WHAT THIS TASK INVOLVES: Print out the material that follows word for word.

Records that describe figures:
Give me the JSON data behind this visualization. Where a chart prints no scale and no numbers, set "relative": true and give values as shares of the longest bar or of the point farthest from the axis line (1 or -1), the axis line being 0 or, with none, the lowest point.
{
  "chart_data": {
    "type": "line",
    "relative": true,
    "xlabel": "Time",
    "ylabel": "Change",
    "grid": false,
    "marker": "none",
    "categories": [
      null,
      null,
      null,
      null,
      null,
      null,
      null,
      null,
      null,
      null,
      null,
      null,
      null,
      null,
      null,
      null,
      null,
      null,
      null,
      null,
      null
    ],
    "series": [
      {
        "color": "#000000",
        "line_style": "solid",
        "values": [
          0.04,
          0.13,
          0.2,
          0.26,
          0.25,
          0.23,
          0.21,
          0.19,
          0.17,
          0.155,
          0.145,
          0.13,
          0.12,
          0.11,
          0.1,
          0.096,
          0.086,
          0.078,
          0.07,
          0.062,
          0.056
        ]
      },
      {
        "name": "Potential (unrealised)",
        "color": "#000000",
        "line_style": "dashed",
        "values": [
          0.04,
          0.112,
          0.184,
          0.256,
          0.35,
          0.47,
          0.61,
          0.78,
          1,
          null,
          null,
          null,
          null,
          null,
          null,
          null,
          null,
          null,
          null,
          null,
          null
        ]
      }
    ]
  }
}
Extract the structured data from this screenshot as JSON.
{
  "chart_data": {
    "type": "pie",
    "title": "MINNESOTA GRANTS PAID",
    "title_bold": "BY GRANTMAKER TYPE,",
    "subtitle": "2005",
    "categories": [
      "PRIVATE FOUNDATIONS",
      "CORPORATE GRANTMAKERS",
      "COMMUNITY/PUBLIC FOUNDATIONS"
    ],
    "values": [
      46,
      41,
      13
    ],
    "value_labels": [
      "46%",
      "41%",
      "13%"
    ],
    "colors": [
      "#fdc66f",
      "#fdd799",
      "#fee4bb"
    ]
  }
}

ANSWER TO THIS EXERCISE:
Give me the JSON data behind this visualization. Where a chart prints no scale and no numbers, set "relative": true and give values as shares of the longest bar or of the point farthest from the axis line (1 or -1), the axis line being 0 or, with none, the lowest point.
{
  "chart_data": {
    "type": "line",
    "relative": true,
    "xlabel": "Time",
    "ylabel": "Change",
    "grid": false,
    "marker": "none",
    "categories": [
      null,
      null,
      null,
      null,
      null,
      null,
      null,
      null,
      null,
      null,
      null,
      null,
      null,
      null,
      null,
      null,
      null,
      null,
      null,
      null,
      null
    ],
    "series": [
      {
        "color": "#000000",
        "line_style": "solid",
        "values": [
          0.04,
          0.13,
          0.2,
          0.26,
          0.25,
          0.23,
          0.21,
          0.19,
          0.17,
          0.155,
          0.145,
          0.13,
          0.12,
          0.11,
          0.1,
          0.096,
          0.086,
          0.078,
          0.07,
          0.062,
          0.056
        ]
      },
      {
        "name": "Potential (unrealised)",
        "color": "#000000",
        "line_style": "dashed",
        "values": [
          0.04,
          0.112,
          0.184,
          0.256,
          0.35,
          0.47,
          0.61,
          0.78,
          1,
          null,
          null,
          null,
          null,
          null,
          null,
          null,
          null,
          null,
          null,
          null,
          null
        ]
      }
    ]
  }
}
Extract the structured data from this screenshot as JSON.
{
  "chart_data": {
    "type": "pie",
    "title": "MINNESOTA GRANTS PAID",
    "title_bold": "BY GRANTMAKER TYPE,",
    "subtitle": "2005",
    "categories": [
      "PRIVATE FOUNDATIONS",
      "CORPORATE GRANTMAKERS",
      "COMMUNITY/PUBLIC FOUNDATIONS"
    ],
    "values": [
      46,
      41,
      13
    ],
    "value_labels": [
      "46%",
      "41%",
      "13%"
    ],
    "colors": [
      "#fdc66f",
      "#fdd799",
      "#fee4bb"
    ]
  }
}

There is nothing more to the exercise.